Task objective:
Count lines holding the word "that". Only the number is wanted.

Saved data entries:
####################

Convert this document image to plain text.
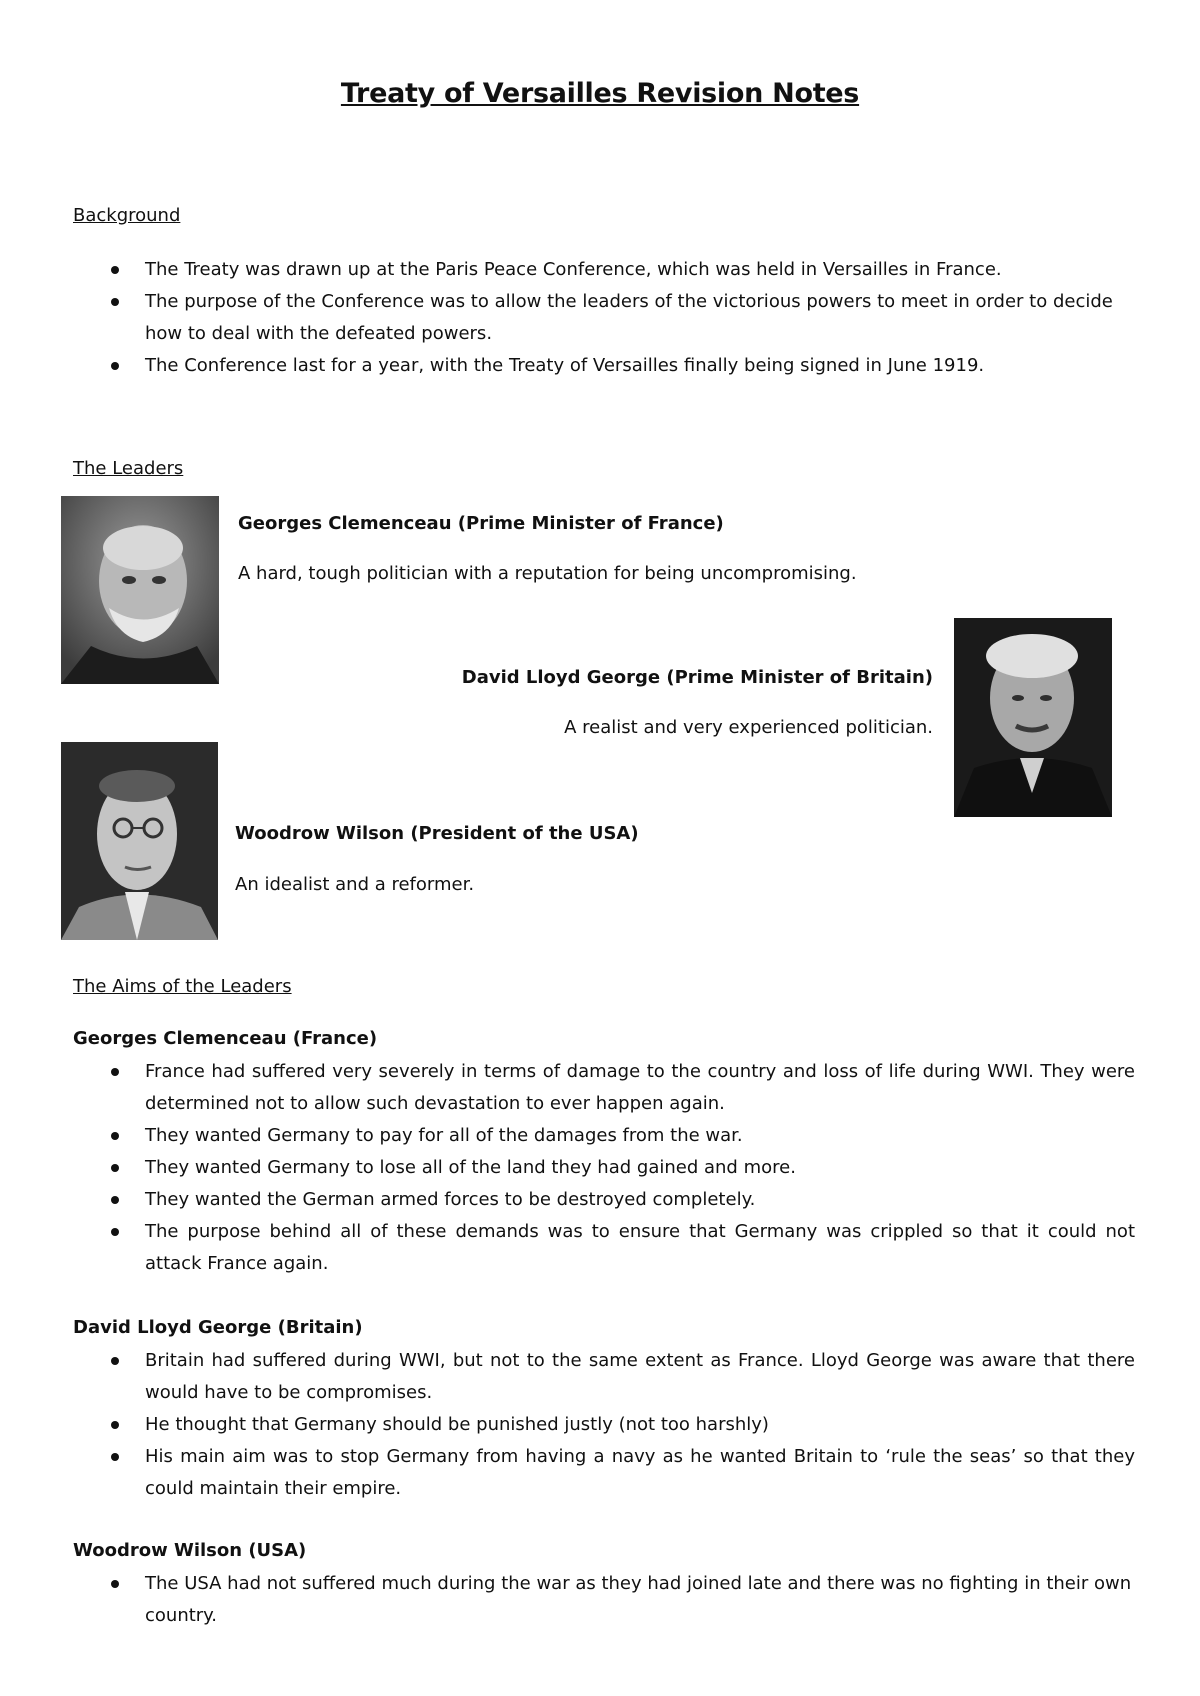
Treaty of Versailles Revision Notes
Background
The Treaty was drawn up at the Paris Peace Conference, which was held in Versailles in France.
The purpose of the Conference was to allow the leaders of the victorious powers to meet in order to decide how to deal with the defeated powers.
The Conference last for a year, with the Treaty of Versailles finally being signed in June 1919.
The Leaders
Georges Clemenceau (Prime Minister of France)
A hard, tough politician with a reputation for being uncompromising.
David Lloyd George (Prime Minister of Britain)
A realist and very experienced politician.
Woodrow Wilson (President of the USA)
An idealist and a reformer.
The Aims of the Leaders
Georges Clemenceau (France)
France had suffered very severely in terms of damage to the country and loss of life during WWI. They were determined not to allow such devastation to ever happen again.
They wanted Germany to pay for all of the damages from the war.
They wanted Germany to lose all of the land they had gained and more.
They wanted the German armed forces to be destroyed completely.
The purpose behind all of these demands was to ensure that Germany was crippled so that it could not attack France again.
David Lloyd George (Britain)
Britain had suffered during WWI, but not to the same extent as France. Lloyd George was aware that there would have to be compromises.
He thought that Germany should be punished justly (not too harshly)
His main aim was to stop Germany from having a navy as he wanted Britain to ‘rule the seas’ so that they could maintain their empire.
Woodrow Wilson (USA)
The USA had not suffered much during the war as they had joined late and there was no fighting in their own country.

####################

Final answer:
4